# TASK TO CARRY OUT:
Write out the material exactly, leaving every picture behind.

++++

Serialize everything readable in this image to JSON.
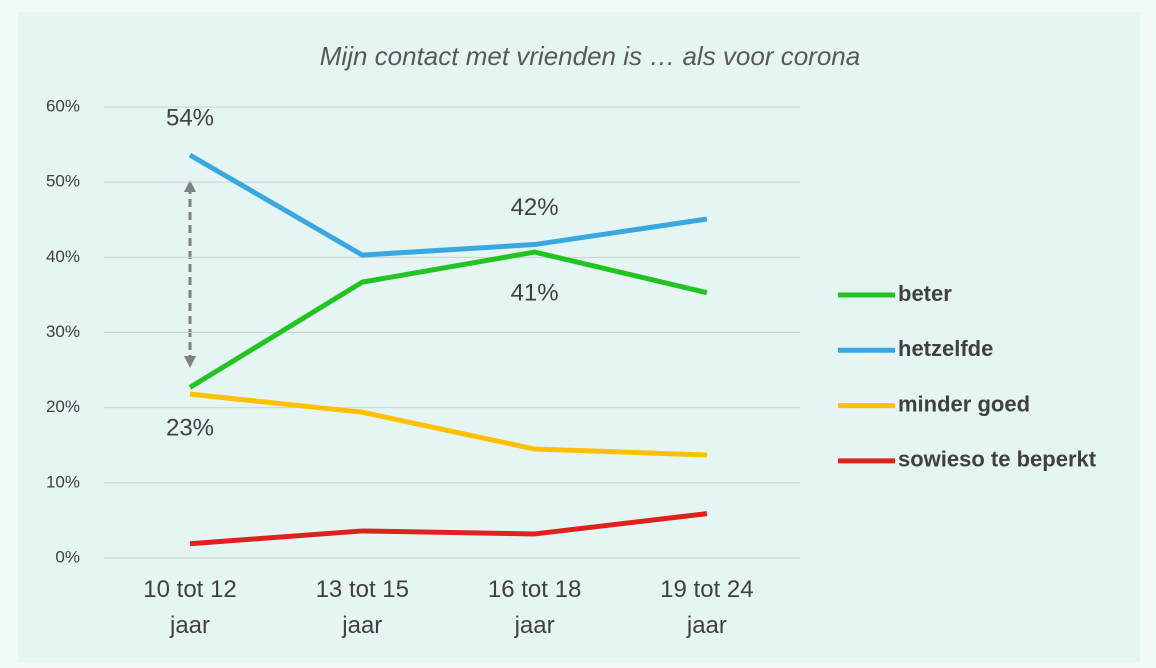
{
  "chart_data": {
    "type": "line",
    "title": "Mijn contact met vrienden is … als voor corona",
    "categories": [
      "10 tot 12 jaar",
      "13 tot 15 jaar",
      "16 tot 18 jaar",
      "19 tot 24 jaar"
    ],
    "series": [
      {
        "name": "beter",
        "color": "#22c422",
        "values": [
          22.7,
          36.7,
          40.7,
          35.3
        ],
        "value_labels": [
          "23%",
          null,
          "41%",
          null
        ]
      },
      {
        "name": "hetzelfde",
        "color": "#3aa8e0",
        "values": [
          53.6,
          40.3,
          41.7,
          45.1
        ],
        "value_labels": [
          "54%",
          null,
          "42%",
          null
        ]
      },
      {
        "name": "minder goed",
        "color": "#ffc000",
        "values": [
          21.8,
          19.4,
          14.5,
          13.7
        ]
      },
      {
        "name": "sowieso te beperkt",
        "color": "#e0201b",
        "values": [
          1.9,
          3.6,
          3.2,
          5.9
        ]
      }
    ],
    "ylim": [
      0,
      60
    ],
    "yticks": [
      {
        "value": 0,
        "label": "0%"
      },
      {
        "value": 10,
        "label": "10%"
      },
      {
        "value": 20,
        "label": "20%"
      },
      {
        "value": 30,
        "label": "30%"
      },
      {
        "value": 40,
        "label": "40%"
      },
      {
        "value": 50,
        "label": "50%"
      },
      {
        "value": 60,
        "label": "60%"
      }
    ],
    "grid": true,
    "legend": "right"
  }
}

++++

# OUTPUT:
Serialize everything readable in this image to JSON.
{
  "chart_data": {
    "type": "line",
    "title": "Mijn contact met vrienden is … als voor corona",
    "categories": [
      "10 tot 12 jaar",
      "13 tot 15 jaar",
      "16 tot 18 jaar",
      "19 tot 24 jaar"
    ],
    "series": [
      {
        "name": "beter",
        "color": "#22c422",
        "values": [
          22.7,
          36.7,
          40.7,
          35.3
        ],
        "value_labels": [
          "23%",
          null,
          "41%",
          null
        ]
      },
      {
        "name": "hetzelfde",
        "color": "#3aa8e0",
        "values": [
          53.6,
          40.3,
          41.7,
          45.1
        ],
        "value_labels": [
          "54%",
          null,
          "42%",
          null
        ]
      },
      {
        "name": "minder goed",
        "color": "#ffc000",
        "values": [
          21.8,
          19.4,
          14.5,
          13.7
        ]
      },
      {
        "name": "sowieso te beperkt",
        "color": "#e0201b",
        "values": [
          1.9,
          3.6,
          3.2,
          5.9
        ]
      }
    ],
    "ylim": [
      0,
      60
    ],
    "yticks": [
      {
        "value": 0,
        "label": "0%"
      },
      {
        "value": 10,
        "label": "10%"
      },
      {
        "value": 20,
        "label": "20%"
      },
      {
        "value": 30,
        "label": "30%"
      },
      {
        "value": 40,
        "label": "40%"
      },
      {
        "value": 50,
        "label": "50%"
      },
      {
        "value": 60,
        "label": "60%"
      }
    ],
    "grid": true,
    "legend": "right"
  }
}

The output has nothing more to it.